Task description.
Check each line of the data below for the string "Nairobi", then state how many have it and nothing else.

[Opening Material to process section]

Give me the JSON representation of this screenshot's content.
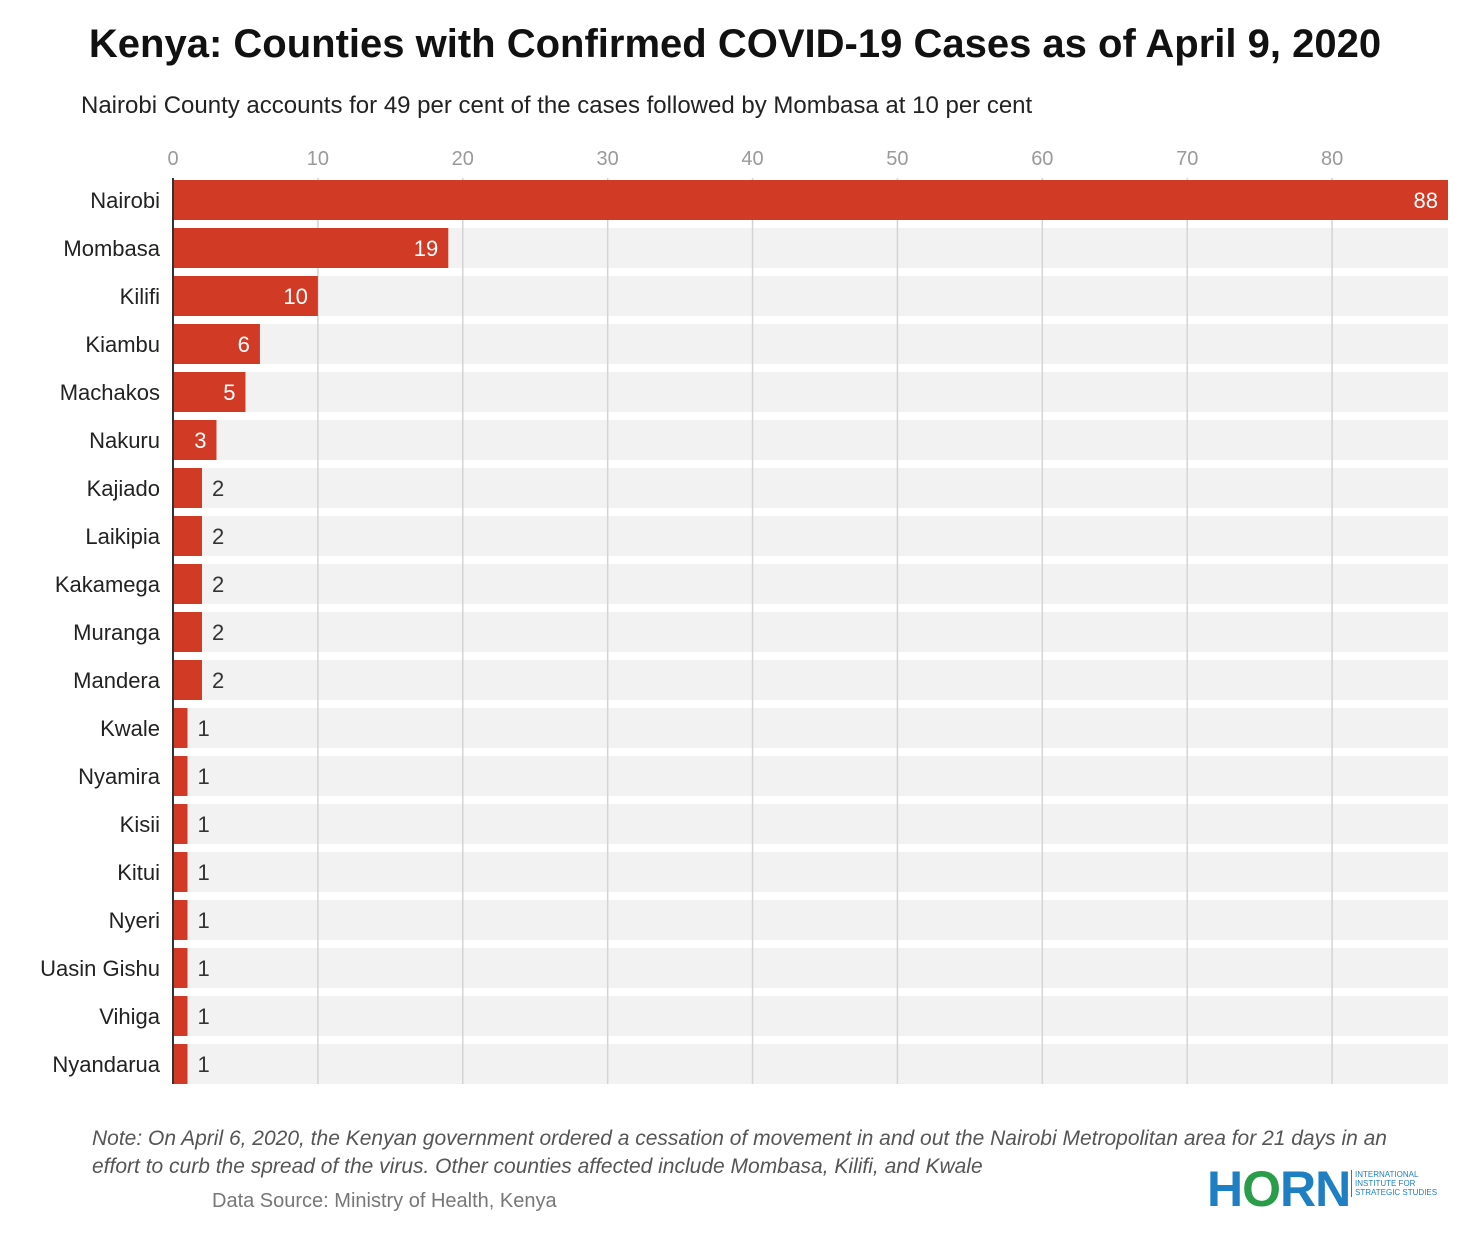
{
  "chart_data": {
    "type": "bar",
    "orientation": "horizontal",
    "title": "Kenya: Counties with Confirmed COVID-19 Cases as of April 9, 2020",
    "subtitle": "Nairobi County accounts for 49 per cent of the cases followed by Mombasa at 10 per cent",
    "categories": [
      "Nairobi",
      "Mombasa",
      "Kilifi",
      "Kiambu",
      "Machakos",
      "Nakuru",
      "Kajiado",
      "Laikipia",
      "Kakamega",
      "Muranga",
      "Mandera",
      "Kwale",
      "Nyamira",
      "Kisii",
      "Kitui",
      "Nyeri",
      "Uasin Gishu",
      "Vihiga",
      "Nyandarua"
    ],
    "values": [
      88,
      19,
      10,
      6,
      5,
      3,
      2,
      2,
      2,
      2,
      2,
      1,
      1,
      1,
      1,
      1,
      1,
      1,
      1
    ],
    "xticks": [
      "0",
      "10",
      "20",
      "30",
      "40",
      "50",
      "60",
      "70",
      "80"
    ],
    "xlim": [
      0,
      88
    ],
    "grid": true,
    "bar_color": "#d13a24",
    "track_color": "#f2f2f2",
    "grid_color": "#d4d4d4"
  },
  "note": "Note: On April 6, 2020, the Kenyan government ordered a cessation of movement in and out the Nairobi Metropolitan area for 21 days in an effort to curb the spread of the virus. Other counties affected include Mombasa, Kilifi, and Kwale",
  "source": "Data Source: Ministry of Health, Kenya",
  "logo": {
    "word": "HORN",
    "tagline": "INTERNATIONAL INSTITUTE FOR STRATEGIC STUDIES"
  }
}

[Closing Material to process section]

Response to the exercise.
3